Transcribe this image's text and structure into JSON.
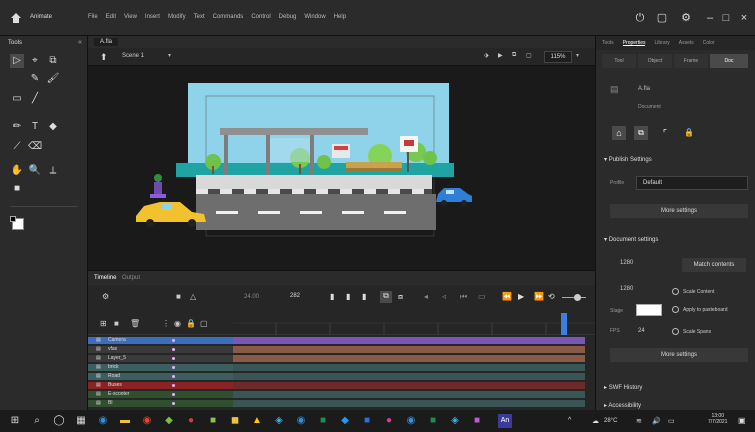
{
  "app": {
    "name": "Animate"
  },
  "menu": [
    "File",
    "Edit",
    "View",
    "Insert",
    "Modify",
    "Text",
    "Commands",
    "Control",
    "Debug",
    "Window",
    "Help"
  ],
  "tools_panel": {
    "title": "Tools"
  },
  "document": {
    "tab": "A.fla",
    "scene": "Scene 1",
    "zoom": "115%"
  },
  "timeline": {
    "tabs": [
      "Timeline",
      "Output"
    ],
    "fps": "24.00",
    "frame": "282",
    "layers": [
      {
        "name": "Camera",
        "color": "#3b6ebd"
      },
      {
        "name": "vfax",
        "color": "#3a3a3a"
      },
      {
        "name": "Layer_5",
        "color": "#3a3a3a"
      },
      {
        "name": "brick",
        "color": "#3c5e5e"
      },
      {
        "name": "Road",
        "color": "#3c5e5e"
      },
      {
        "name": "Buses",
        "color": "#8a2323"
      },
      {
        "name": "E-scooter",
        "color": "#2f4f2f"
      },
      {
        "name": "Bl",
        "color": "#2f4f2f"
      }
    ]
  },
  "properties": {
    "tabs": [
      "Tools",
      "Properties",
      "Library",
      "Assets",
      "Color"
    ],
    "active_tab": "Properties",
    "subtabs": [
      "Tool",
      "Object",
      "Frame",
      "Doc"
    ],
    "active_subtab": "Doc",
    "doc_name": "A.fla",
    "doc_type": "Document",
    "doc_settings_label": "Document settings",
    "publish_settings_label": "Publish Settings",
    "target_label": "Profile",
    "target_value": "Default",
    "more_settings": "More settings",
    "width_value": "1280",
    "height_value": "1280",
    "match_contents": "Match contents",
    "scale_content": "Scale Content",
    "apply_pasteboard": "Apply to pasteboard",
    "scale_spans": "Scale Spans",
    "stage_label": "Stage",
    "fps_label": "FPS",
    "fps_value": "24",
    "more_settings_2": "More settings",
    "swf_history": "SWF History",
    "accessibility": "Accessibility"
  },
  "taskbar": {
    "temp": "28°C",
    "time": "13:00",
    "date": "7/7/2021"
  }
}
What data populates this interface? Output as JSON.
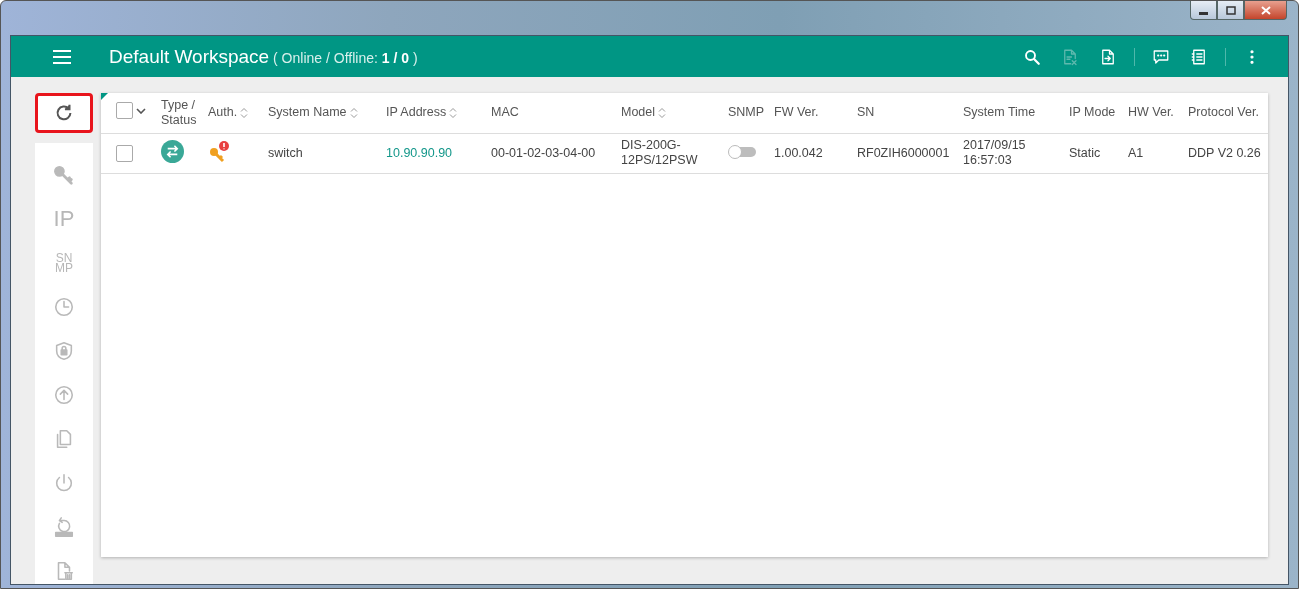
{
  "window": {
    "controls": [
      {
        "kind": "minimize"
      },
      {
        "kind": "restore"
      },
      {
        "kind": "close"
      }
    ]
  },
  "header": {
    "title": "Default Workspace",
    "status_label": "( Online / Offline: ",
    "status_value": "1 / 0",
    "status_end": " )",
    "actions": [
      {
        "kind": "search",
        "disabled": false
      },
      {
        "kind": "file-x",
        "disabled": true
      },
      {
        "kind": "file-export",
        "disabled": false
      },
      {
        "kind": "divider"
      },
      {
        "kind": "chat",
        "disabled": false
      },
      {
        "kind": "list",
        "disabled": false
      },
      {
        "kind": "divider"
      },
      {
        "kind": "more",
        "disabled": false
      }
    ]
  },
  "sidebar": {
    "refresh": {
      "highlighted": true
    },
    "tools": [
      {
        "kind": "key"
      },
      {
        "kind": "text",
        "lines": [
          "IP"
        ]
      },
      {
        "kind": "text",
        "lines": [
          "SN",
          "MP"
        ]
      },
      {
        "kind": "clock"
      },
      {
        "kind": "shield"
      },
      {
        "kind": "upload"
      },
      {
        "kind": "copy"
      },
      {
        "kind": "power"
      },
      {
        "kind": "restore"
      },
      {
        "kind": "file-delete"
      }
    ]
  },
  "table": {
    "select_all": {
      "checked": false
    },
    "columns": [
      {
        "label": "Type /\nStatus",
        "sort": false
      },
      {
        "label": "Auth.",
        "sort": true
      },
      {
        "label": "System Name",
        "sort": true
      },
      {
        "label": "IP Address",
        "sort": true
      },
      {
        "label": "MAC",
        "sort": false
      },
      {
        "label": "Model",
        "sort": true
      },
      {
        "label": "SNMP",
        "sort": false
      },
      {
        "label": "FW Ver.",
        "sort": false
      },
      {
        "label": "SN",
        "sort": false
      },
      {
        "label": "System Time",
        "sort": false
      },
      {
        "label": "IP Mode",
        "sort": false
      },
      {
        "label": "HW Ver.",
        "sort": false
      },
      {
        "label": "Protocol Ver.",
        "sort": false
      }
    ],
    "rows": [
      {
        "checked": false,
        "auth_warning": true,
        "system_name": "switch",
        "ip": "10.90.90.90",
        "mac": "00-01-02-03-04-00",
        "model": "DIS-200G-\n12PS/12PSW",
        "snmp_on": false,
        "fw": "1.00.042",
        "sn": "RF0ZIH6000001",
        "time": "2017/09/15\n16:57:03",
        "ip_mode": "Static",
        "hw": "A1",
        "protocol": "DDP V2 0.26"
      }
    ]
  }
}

_____

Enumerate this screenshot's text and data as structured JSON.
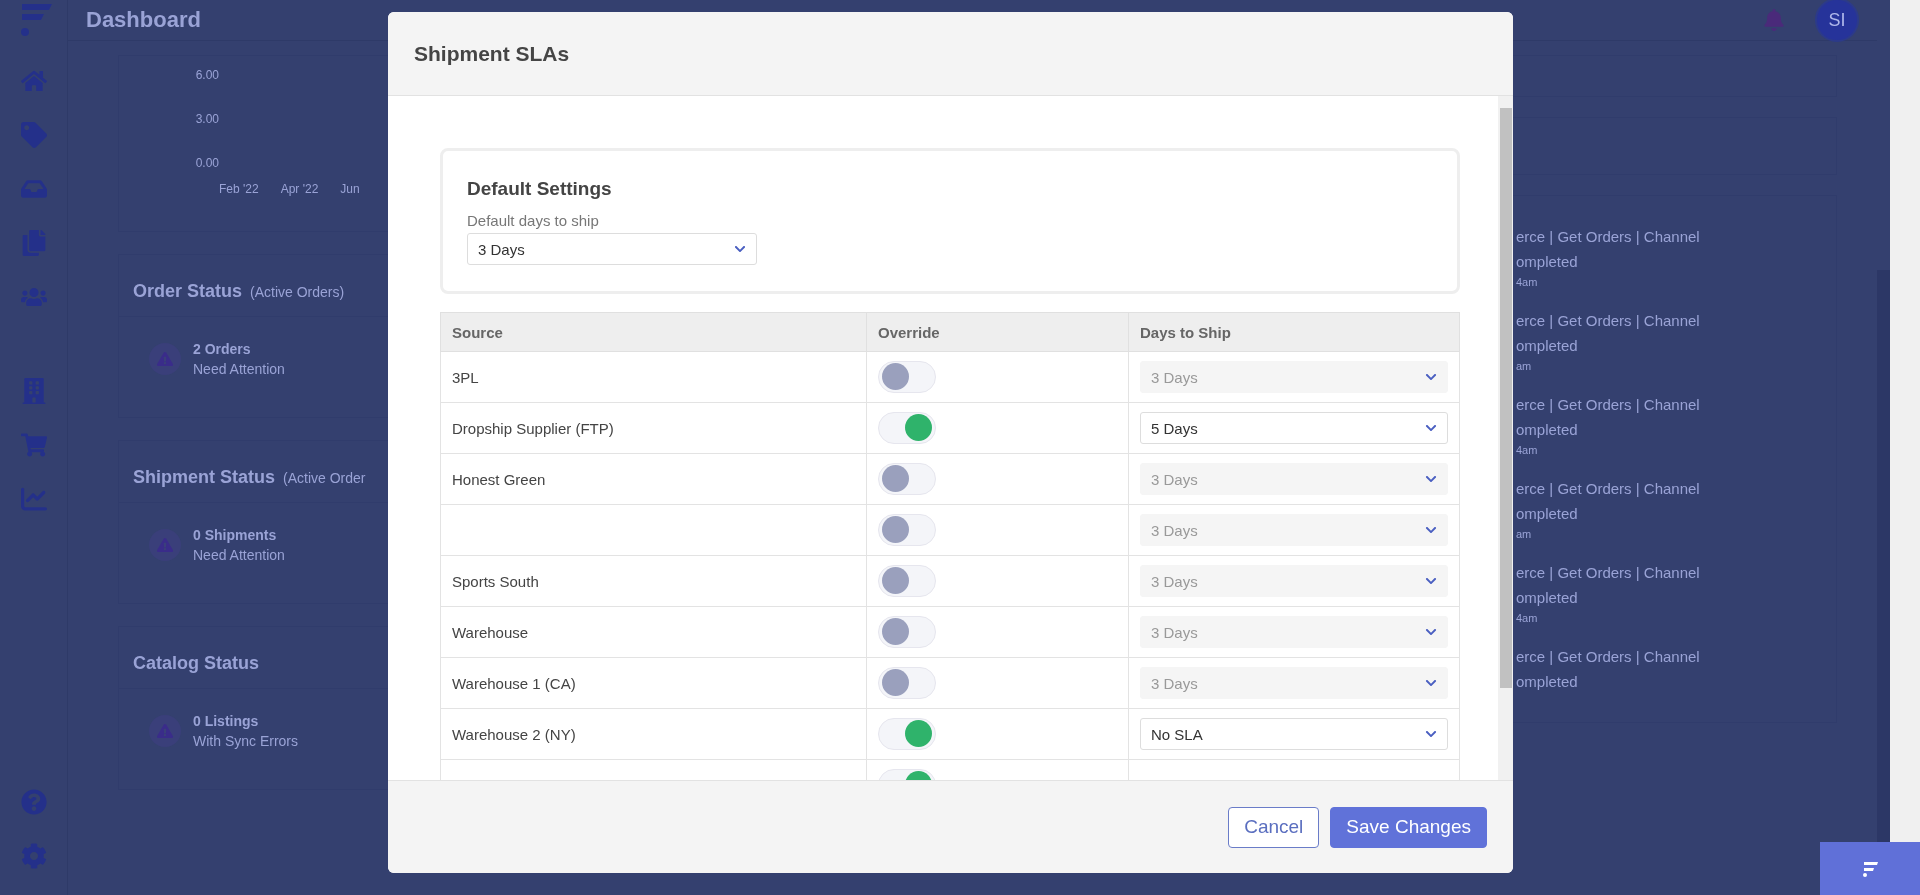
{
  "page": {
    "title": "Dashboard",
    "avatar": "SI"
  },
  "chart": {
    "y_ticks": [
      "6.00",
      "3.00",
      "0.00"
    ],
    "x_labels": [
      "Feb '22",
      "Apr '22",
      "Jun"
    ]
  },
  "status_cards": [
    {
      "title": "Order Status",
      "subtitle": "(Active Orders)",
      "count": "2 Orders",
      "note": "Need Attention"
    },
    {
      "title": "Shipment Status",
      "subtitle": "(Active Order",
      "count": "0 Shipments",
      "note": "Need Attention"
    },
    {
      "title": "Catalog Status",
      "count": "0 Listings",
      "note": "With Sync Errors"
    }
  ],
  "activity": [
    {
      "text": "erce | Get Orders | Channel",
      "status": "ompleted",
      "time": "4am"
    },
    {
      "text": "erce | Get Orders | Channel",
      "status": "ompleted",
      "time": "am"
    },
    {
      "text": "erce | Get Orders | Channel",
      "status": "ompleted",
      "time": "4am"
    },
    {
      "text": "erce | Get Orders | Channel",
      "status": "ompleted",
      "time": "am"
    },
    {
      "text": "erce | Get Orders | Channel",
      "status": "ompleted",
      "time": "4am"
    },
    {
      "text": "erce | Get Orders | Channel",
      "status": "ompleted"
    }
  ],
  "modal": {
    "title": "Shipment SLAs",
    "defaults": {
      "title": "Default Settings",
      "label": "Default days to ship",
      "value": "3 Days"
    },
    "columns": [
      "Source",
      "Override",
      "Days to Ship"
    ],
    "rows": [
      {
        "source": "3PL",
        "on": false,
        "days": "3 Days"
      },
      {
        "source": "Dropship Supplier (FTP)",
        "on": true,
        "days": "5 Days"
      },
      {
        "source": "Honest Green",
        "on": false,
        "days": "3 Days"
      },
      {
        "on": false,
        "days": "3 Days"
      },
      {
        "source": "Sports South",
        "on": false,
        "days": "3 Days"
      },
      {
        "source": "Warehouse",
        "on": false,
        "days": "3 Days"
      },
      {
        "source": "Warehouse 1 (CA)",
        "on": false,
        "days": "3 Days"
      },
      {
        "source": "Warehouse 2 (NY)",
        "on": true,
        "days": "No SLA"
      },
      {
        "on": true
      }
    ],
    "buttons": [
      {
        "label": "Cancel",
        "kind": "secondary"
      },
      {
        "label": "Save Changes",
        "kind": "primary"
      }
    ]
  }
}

_____

Stated task. Locate the word "subtitle" in the entries, and copy every line where it is found.

The reply.
      "subtitle": "(Active Orders)",
      "subtitle": "(Active Order",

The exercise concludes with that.